• **What you will do**
Count the lines below that contain the word "JSON", and give only that number.

• **Material provided**
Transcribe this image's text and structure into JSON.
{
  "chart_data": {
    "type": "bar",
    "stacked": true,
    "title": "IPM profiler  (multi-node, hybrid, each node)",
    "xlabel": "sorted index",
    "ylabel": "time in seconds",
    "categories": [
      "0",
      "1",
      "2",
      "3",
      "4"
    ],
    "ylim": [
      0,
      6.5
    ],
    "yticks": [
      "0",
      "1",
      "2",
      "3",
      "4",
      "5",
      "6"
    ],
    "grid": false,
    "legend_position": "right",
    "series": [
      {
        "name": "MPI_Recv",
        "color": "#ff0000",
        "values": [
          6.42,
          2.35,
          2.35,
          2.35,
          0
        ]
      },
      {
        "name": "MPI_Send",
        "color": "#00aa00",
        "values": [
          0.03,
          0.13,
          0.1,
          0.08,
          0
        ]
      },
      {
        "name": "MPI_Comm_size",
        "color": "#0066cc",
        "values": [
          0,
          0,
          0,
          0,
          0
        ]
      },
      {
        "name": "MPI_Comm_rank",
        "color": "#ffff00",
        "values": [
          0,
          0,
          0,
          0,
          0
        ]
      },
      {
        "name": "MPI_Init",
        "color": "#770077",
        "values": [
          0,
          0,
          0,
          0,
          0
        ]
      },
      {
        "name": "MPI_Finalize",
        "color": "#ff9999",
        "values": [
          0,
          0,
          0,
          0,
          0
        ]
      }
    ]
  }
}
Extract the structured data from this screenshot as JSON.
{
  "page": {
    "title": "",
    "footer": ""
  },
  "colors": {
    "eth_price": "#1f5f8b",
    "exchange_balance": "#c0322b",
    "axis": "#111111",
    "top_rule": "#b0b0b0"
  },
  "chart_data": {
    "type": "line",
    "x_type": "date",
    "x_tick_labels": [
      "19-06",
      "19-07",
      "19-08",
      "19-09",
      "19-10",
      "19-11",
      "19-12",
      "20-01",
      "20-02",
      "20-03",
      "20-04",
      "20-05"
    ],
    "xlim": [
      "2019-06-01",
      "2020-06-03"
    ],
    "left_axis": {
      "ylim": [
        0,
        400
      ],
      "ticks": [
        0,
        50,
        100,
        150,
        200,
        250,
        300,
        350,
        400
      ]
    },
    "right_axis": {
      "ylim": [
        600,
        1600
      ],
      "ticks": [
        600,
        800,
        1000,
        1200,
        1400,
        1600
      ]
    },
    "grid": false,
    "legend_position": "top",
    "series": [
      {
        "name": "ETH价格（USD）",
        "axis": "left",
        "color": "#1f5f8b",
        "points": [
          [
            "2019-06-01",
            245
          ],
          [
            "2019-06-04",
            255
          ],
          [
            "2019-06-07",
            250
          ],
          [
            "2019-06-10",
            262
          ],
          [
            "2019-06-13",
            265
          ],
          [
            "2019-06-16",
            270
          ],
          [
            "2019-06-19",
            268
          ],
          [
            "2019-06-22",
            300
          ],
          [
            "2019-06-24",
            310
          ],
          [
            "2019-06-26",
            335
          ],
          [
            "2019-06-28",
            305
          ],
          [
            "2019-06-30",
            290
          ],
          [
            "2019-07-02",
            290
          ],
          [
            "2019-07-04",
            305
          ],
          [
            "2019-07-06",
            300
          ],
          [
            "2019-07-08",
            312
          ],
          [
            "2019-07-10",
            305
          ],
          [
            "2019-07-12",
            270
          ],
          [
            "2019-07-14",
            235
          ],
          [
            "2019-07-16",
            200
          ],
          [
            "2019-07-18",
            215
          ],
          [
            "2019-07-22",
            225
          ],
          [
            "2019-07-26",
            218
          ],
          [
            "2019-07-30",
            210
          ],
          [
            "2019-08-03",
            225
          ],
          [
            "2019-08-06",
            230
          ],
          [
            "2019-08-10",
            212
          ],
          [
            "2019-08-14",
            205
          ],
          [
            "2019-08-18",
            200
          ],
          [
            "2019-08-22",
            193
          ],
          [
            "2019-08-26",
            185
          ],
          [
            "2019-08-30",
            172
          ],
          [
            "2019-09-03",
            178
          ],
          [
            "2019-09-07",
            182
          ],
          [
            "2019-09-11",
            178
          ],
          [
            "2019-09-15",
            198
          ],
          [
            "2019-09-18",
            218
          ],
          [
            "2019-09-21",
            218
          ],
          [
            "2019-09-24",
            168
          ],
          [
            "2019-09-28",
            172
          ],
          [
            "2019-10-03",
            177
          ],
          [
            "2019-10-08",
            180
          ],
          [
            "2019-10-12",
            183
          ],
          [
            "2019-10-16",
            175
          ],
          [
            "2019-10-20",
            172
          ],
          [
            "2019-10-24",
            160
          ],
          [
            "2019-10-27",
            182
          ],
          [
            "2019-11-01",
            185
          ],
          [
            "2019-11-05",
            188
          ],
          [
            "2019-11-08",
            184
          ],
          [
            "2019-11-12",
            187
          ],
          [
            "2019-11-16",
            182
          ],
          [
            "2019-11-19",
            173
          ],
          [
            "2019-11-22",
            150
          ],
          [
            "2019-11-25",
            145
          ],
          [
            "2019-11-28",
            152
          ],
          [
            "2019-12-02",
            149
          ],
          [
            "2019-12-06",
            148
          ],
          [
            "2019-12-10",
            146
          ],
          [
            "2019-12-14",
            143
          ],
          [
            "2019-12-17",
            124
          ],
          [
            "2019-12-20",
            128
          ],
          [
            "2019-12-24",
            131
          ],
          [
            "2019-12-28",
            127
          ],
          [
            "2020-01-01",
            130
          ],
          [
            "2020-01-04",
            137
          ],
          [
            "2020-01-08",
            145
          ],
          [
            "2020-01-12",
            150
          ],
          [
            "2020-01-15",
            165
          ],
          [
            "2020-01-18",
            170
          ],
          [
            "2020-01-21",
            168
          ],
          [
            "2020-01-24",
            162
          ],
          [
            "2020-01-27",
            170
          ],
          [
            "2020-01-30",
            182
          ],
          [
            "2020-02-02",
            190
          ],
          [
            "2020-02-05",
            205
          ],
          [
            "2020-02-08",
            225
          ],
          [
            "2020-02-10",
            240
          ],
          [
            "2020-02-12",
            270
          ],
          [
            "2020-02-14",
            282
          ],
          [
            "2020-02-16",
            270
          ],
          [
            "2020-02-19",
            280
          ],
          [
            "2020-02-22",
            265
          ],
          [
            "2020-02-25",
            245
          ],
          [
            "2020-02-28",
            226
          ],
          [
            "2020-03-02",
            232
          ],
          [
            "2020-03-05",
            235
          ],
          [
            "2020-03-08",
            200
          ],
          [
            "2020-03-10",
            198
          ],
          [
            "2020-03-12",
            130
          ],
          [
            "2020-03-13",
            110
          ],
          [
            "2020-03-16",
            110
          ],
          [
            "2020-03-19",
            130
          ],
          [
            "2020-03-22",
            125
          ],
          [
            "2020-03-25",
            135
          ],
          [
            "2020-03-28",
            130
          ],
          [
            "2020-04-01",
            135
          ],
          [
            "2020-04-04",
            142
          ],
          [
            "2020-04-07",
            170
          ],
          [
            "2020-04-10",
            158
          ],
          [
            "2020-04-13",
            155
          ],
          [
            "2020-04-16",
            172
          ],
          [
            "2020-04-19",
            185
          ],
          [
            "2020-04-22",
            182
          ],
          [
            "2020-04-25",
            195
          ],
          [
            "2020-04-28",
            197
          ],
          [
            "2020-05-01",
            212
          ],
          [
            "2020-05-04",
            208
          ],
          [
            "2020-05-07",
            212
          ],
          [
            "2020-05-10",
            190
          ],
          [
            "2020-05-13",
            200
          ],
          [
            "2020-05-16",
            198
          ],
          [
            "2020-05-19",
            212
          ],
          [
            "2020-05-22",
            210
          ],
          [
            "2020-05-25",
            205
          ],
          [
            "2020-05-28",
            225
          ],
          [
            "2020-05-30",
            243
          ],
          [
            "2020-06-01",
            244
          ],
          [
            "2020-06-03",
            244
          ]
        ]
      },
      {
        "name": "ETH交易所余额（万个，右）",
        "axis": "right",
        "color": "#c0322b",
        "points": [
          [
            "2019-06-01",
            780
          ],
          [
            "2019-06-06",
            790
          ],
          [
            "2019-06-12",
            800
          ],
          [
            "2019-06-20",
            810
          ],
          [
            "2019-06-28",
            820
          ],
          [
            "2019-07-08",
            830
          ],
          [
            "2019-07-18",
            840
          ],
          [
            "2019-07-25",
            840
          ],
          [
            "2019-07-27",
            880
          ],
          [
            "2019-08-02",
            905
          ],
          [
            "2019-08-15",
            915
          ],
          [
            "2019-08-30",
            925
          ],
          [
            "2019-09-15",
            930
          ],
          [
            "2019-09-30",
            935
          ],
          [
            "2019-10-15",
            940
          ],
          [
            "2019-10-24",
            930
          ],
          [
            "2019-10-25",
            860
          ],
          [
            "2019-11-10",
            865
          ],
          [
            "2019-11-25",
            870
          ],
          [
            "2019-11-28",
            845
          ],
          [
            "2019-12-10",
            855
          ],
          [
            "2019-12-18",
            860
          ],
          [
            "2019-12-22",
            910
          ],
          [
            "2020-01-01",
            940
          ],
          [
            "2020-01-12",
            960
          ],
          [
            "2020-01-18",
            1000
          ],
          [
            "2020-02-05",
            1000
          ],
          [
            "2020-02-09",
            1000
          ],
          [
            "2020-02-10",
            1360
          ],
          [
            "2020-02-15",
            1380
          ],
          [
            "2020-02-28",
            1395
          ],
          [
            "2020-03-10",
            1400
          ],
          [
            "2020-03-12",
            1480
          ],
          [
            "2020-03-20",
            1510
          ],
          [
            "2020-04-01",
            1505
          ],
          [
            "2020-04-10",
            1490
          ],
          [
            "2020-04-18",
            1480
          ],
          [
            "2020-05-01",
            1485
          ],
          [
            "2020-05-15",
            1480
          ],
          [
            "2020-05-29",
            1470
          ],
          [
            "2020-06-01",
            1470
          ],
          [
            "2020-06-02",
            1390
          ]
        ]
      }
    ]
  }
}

• **Task result**
2